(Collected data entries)
** start **
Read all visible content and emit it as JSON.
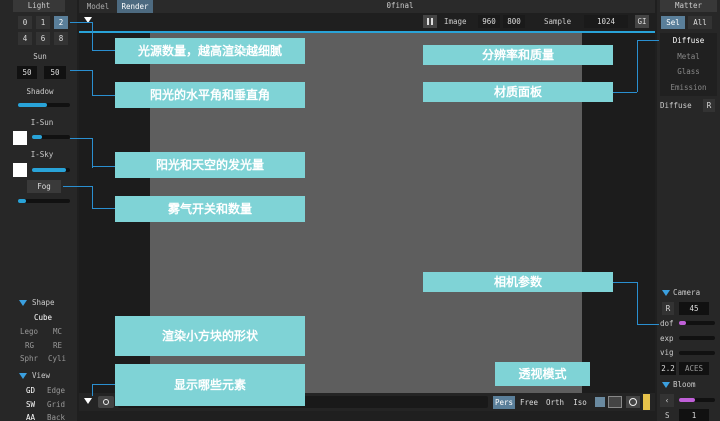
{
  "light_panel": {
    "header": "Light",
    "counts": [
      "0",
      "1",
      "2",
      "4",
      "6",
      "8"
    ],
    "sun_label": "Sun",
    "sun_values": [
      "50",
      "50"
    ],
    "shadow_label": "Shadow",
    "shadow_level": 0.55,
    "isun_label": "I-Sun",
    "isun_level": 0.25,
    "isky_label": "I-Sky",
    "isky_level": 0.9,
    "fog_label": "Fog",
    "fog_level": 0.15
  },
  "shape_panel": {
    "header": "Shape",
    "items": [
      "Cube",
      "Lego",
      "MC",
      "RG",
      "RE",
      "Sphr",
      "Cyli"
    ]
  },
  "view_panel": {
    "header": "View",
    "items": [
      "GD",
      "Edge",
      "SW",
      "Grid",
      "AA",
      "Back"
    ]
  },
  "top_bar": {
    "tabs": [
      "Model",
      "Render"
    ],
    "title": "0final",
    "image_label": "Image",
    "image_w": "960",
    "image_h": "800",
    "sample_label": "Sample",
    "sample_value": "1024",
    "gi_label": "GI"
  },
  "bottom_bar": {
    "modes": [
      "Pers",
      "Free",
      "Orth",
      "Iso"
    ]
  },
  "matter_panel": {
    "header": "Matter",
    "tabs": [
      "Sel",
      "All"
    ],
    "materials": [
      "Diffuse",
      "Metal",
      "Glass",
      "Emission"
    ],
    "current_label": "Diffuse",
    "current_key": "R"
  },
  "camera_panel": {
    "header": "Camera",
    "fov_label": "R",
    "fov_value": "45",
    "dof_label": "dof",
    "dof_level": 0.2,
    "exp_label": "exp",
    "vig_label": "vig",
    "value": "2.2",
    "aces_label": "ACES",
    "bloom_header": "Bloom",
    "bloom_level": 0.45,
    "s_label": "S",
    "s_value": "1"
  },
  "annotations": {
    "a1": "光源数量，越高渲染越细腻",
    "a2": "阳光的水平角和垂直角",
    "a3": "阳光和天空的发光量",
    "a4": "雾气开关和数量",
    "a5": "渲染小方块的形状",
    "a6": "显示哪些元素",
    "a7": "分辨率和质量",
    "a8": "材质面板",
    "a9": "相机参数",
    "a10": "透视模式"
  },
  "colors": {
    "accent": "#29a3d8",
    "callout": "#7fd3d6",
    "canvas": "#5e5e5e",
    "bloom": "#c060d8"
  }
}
** end **
= REQUIREMENT =
Can you repeat every record above exactly, apart from the pictures?

= REPLY TO THE EXERCISE =
Read all visible content and emit it as JSON.
{
  "light_panel": {
    "header": "Light",
    "counts": [
      "0",
      "1",
      "2",
      "4",
      "6",
      "8"
    ],
    "sun_label": "Sun",
    "sun_values": [
      "50",
      "50"
    ],
    "shadow_label": "Shadow",
    "shadow_level": 0.55,
    "isun_label": "I-Sun",
    "isun_level": 0.25,
    "isky_label": "I-Sky",
    "isky_level": 0.9,
    "fog_label": "Fog",
    "fog_level": 0.15
  },
  "shape_panel": {
    "header": "Shape",
    "items": [
      "Cube",
      "Lego",
      "MC",
      "RG",
      "RE",
      "Sphr",
      "Cyli"
    ]
  },
  "view_panel": {
    "header": "View",
    "items": [
      "GD",
      "Edge",
      "SW",
      "Grid",
      "AA",
      "Back"
    ]
  },
  "top_bar": {
    "tabs": [
      "Model",
      "Render"
    ],
    "title": "0final",
    "image_label": "Image",
    "image_w": "960",
    "image_h": "800",
    "sample_label": "Sample",
    "sample_value": "1024",
    "gi_label": "GI"
  },
  "bottom_bar": {
    "modes": [
      "Pers",
      "Free",
      "Orth",
      "Iso"
    ]
  },
  "matter_panel": {
    "header": "Matter",
    "tabs": [
      "Sel",
      "All"
    ],
    "materials": [
      "Diffuse",
      "Metal",
      "Glass",
      "Emission"
    ],
    "current_label": "Diffuse",
    "current_key": "R"
  },
  "camera_panel": {
    "header": "Camera",
    "fov_label": "R",
    "fov_value": "45",
    "dof_label": "dof",
    "dof_level": 0.2,
    "exp_label": "exp",
    "vig_label": "vig",
    "value": "2.2",
    "aces_label": "ACES",
    "bloom_header": "Bloom",
    "bloom_level": 0.45,
    "s_label": "S",
    "s_value": "1"
  },
  "annotations": {
    "a1": "光源数量，越高渲染越细腻",
    "a2": "阳光的水平角和垂直角",
    "a3": "阳光和天空的发光量",
    "a4": "雾气开关和数量",
    "a5": "渲染小方块的形状",
    "a6": "显示哪些元素",
    "a7": "分辨率和质量",
    "a8": "材质面板",
    "a9": "相机参数",
    "a10": "透视模式"
  },
  "colors": {
    "accent": "#29a3d8",
    "callout": "#7fd3d6",
    "canvas": "#5e5e5e",
    "bloom": "#c060d8"
  }
}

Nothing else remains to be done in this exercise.